## Start Records shown

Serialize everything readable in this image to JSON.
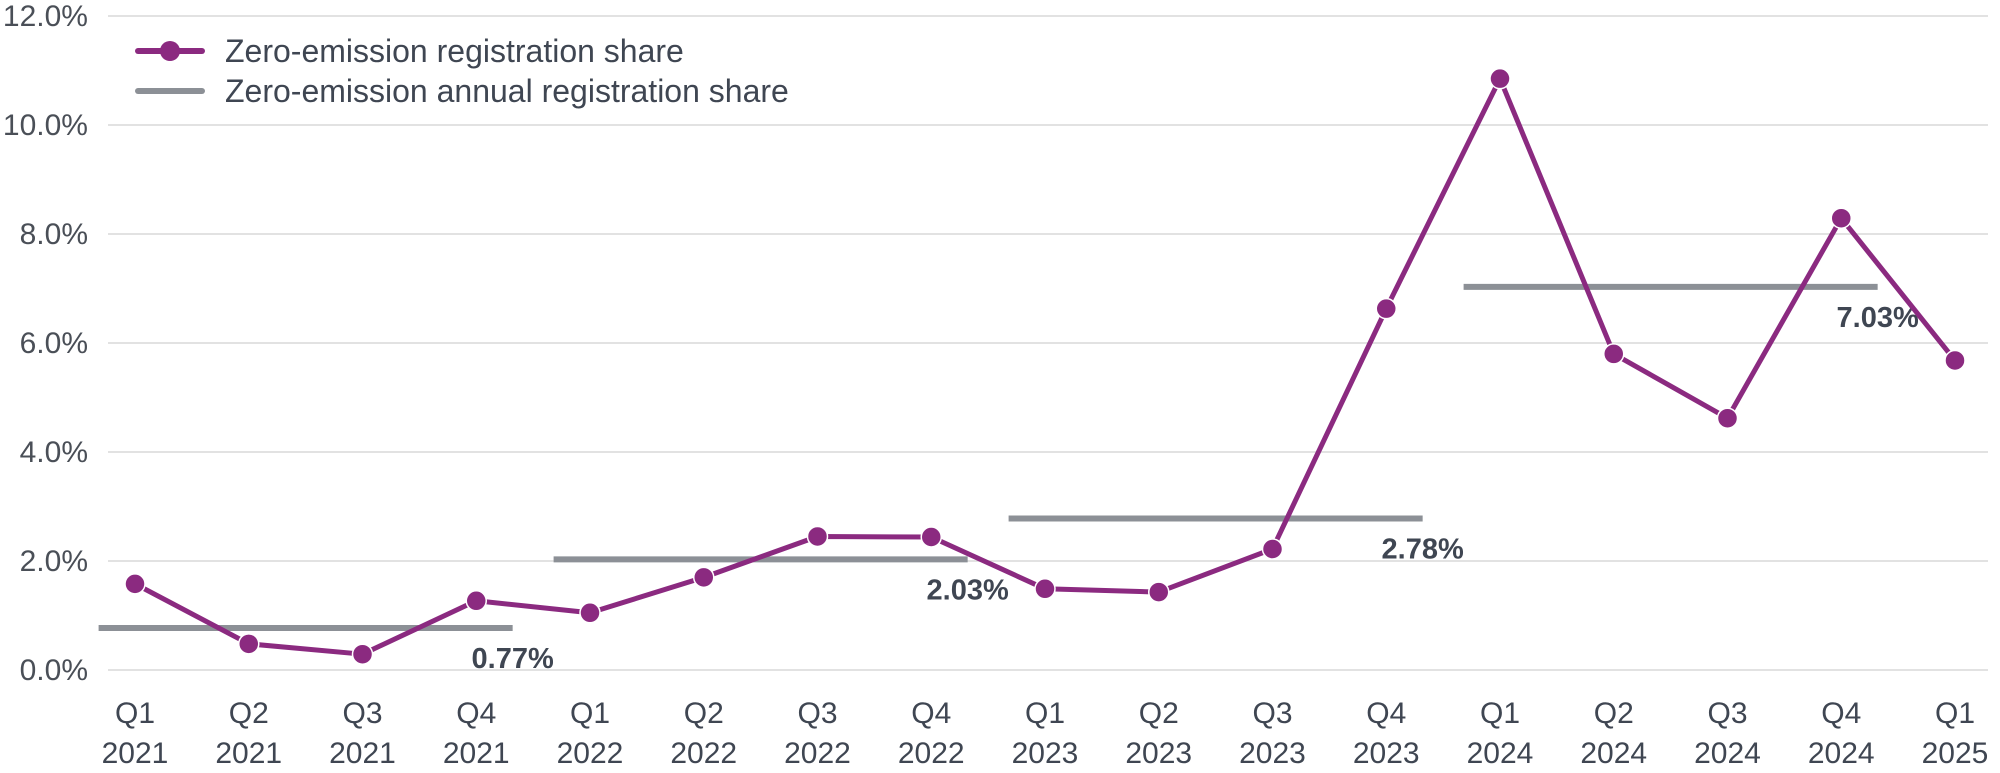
{
  "chart_data": {
    "type": "line",
    "title": "",
    "xlabel": "",
    "ylabel": "",
    "ylim": [
      0,
      12
    ],
    "grid": true,
    "legend_position": "top-left",
    "y_ticks": [
      "0.0%",
      "2.0%",
      "4.0%",
      "6.0%",
      "8.0%",
      "10.0%",
      "12.0%"
    ],
    "categories": [
      {
        "quarter": "Q1",
        "year": "2021"
      },
      {
        "quarter": "Q2",
        "year": "2021"
      },
      {
        "quarter": "Q3",
        "year": "2021"
      },
      {
        "quarter": "Q4",
        "year": "2021"
      },
      {
        "quarter": "Q1",
        "year": "2022"
      },
      {
        "quarter": "Q2",
        "year": "2022"
      },
      {
        "quarter": "Q3",
        "year": "2022"
      },
      {
        "quarter": "Q4",
        "year": "2022"
      },
      {
        "quarter": "Q1",
        "year": "2023"
      },
      {
        "quarter": "Q2",
        "year": "2023"
      },
      {
        "quarter": "Q3",
        "year": "2023"
      },
      {
        "quarter": "Q4",
        "year": "2023"
      },
      {
        "quarter": "Q1",
        "year": "2024"
      },
      {
        "quarter": "Q2",
        "year": "2024"
      },
      {
        "quarter": "Q3",
        "year": "2024"
      },
      {
        "quarter": "Q4",
        "year": "2024"
      },
      {
        "quarter": "Q1",
        "year": "2025"
      }
    ],
    "series": [
      {
        "name": "Zero-emission registration share",
        "color": "#8b2a80",
        "values": [
          1.58,
          0.48,
          0.29,
          1.27,
          1.05,
          1.7,
          2.45,
          2.44,
          1.49,
          1.43,
          2.22,
          6.63,
          10.85,
          5.8,
          4.62,
          8.29,
          5.68
        ]
      }
    ],
    "annual_series": {
      "name": "Zero-emission annual registration share",
      "color": "#8c9096",
      "segments": [
        {
          "start": 0,
          "end": 3,
          "value": 0.77,
          "label": "0.77%"
        },
        {
          "start": 4,
          "end": 7,
          "value": 2.03,
          "label": "2.03%"
        },
        {
          "start": 8,
          "end": 11,
          "value": 2.78,
          "label": "2.78%"
        },
        {
          "start": 12,
          "end": 15,
          "value": 7.03,
          "label": "7.03%"
        }
      ]
    }
  }
}
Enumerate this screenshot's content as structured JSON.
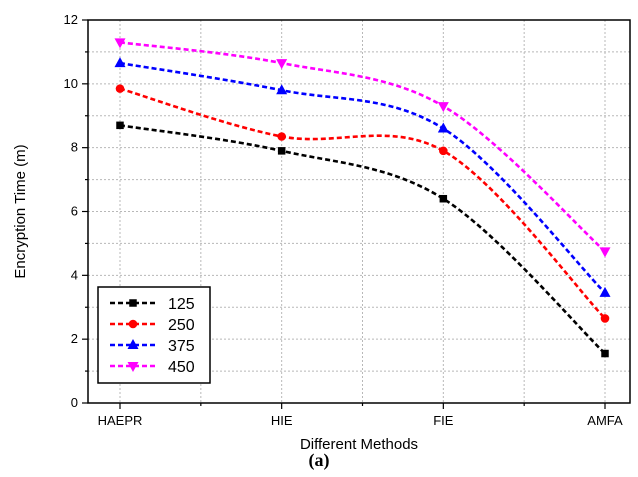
{
  "caption": "(a)",
  "chart_data": {
    "type": "line",
    "xlabel": "Different Methods",
    "ylabel": "Encryption Time (m)",
    "categories": [
      "HAEPR",
      "HIE",
      "FIE",
      "AMFA"
    ],
    "ylim": [
      0,
      12
    ],
    "yticks": [
      0,
      2,
      4,
      6,
      8,
      10,
      12
    ],
    "grid": true,
    "line_style": "dashed-smooth",
    "legend_position": "bottom-left",
    "series": [
      {
        "name": "125",
        "values": [
          8.7,
          7.9,
          6.4,
          1.55
        ],
        "color": "#000000",
        "marker": "square"
      },
      {
        "name": "250",
        "values": [
          9.85,
          8.35,
          7.9,
          2.65
        ],
        "color": "#ff0000",
        "marker": "circle"
      },
      {
        "name": "375",
        "values": [
          10.65,
          9.8,
          8.6,
          3.45
        ],
        "color": "#0000ff",
        "marker": "triangle-up"
      },
      {
        "name": "450",
        "values": [
          11.3,
          10.65,
          9.3,
          4.75
        ],
        "color": "#ff00ff",
        "marker": "triangle-down"
      }
    ]
  }
}
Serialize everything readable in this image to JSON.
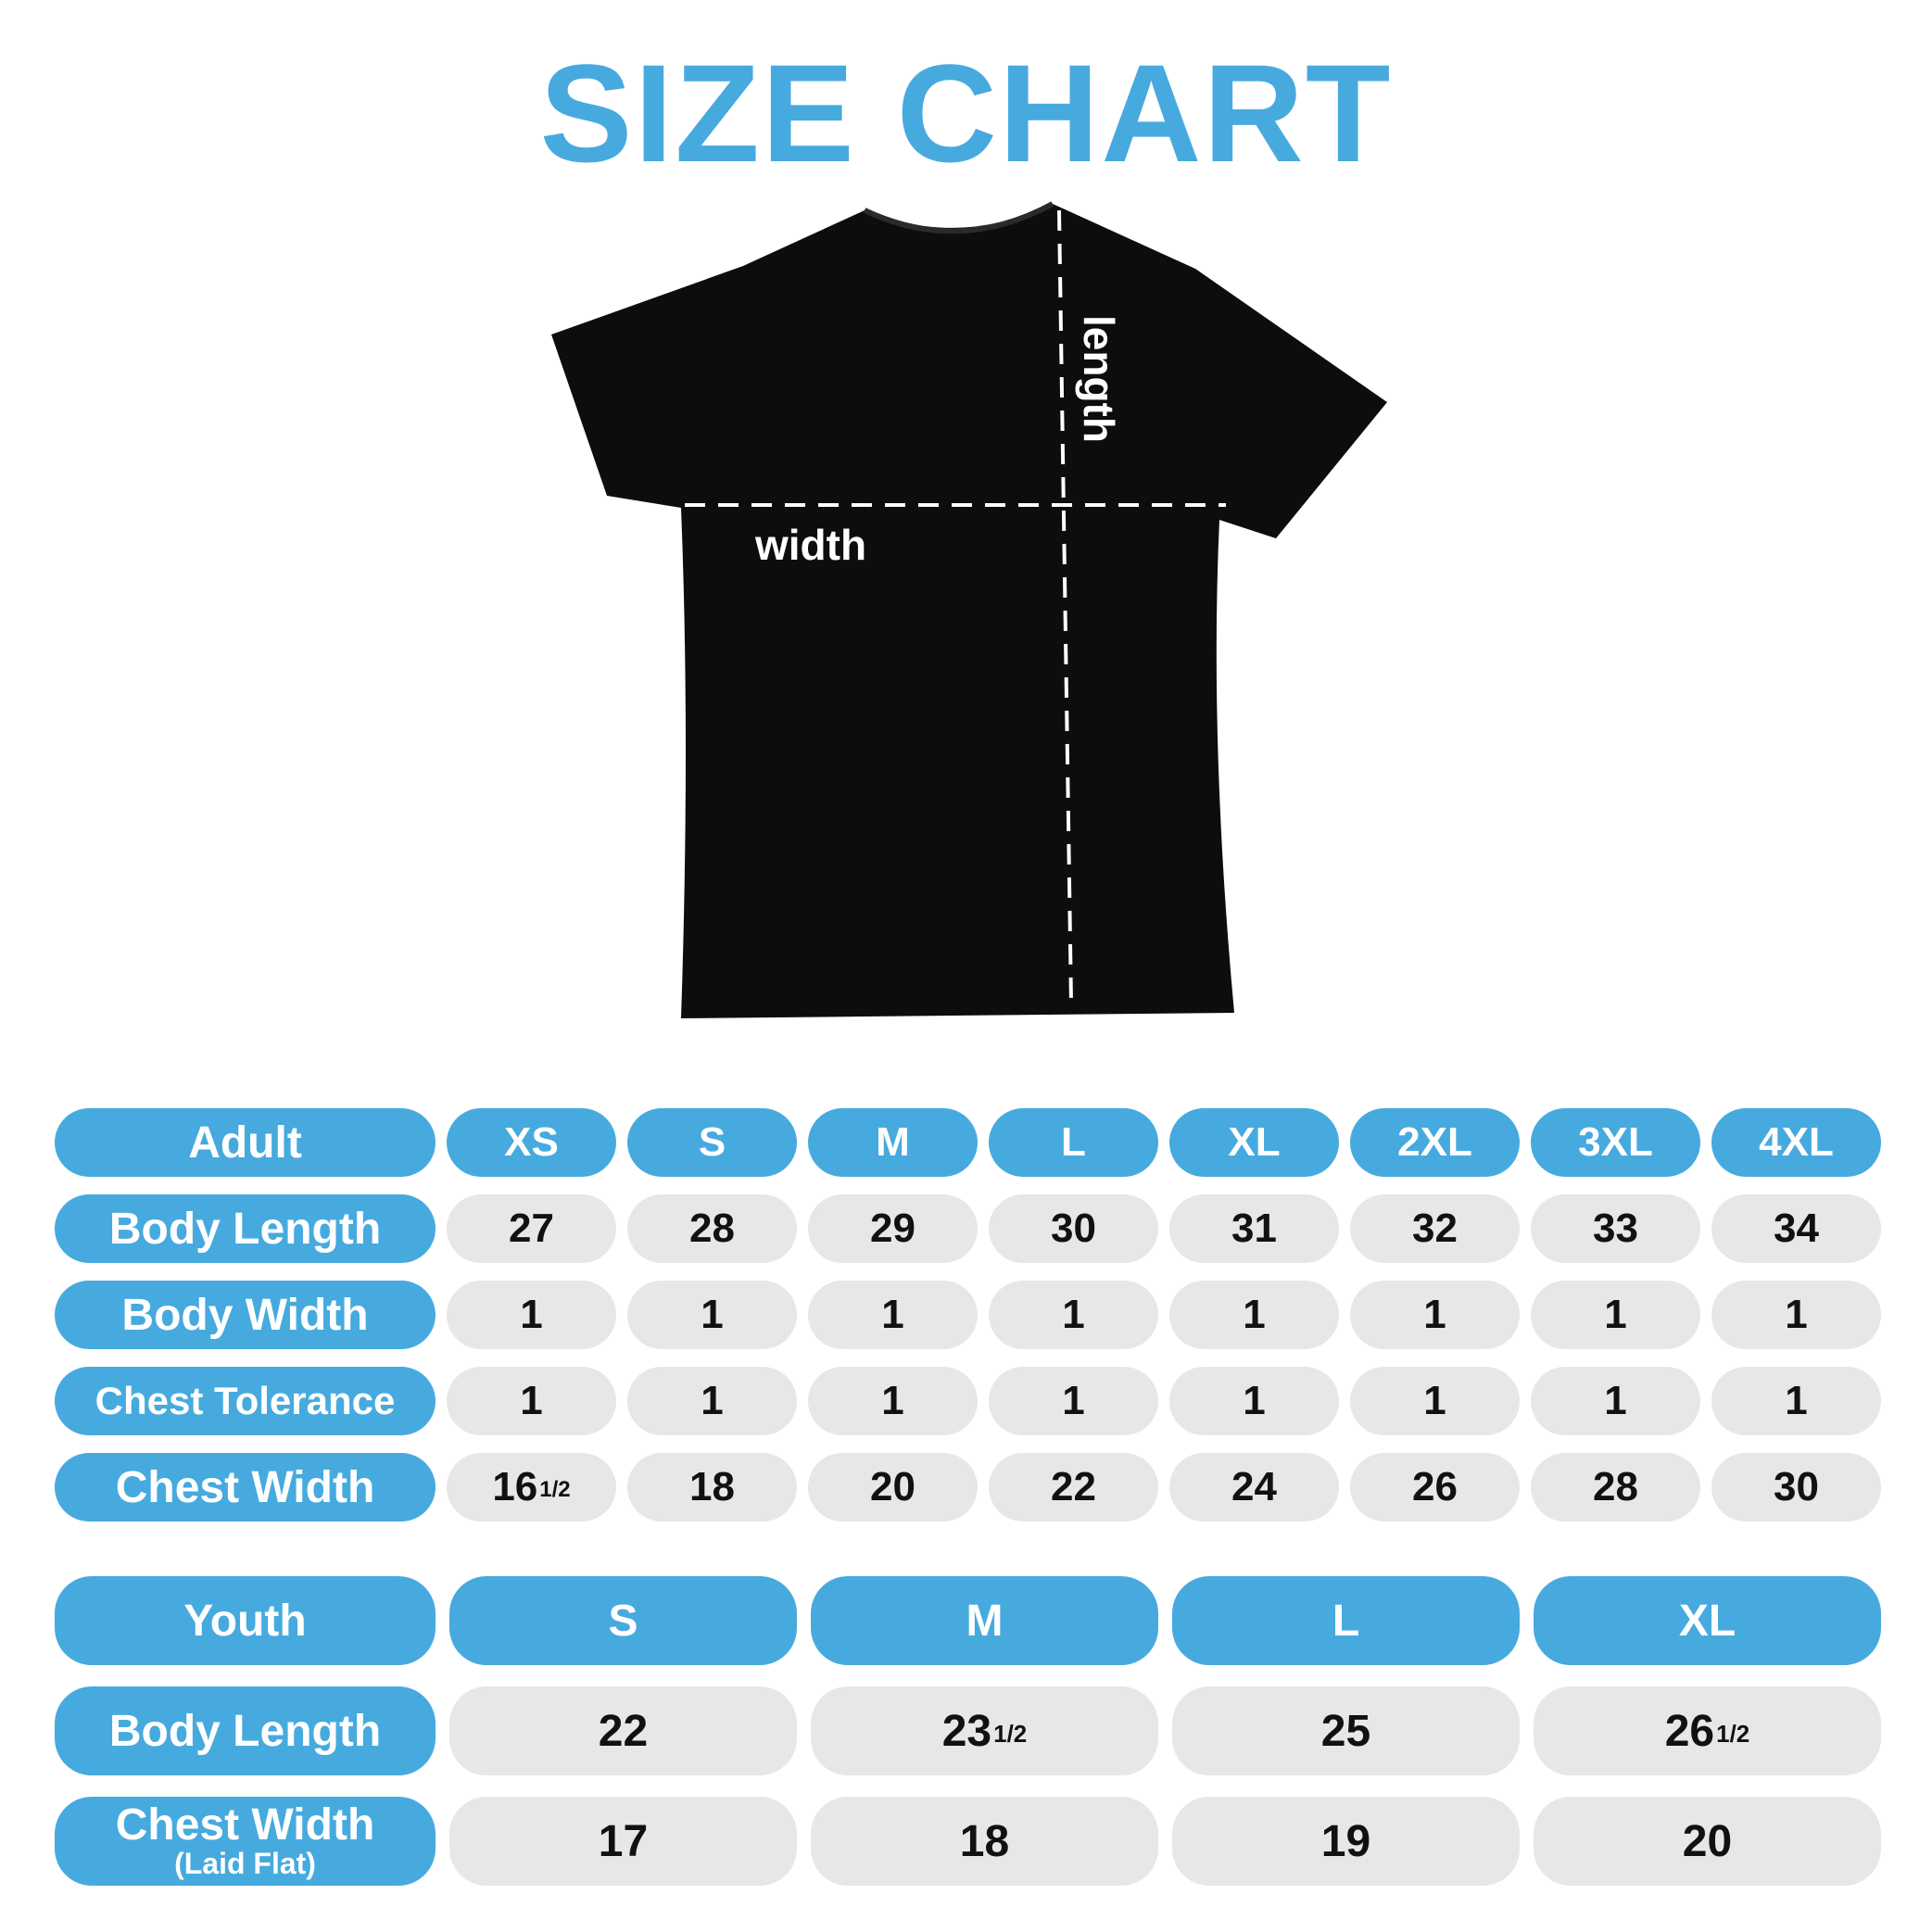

## End Records shown

### Written problem
Search the data for "emission". Copy every line that has it.

### Problem solution
        "name": "Zero-emission registration share",
      "name": "Zero-emission annual registration share",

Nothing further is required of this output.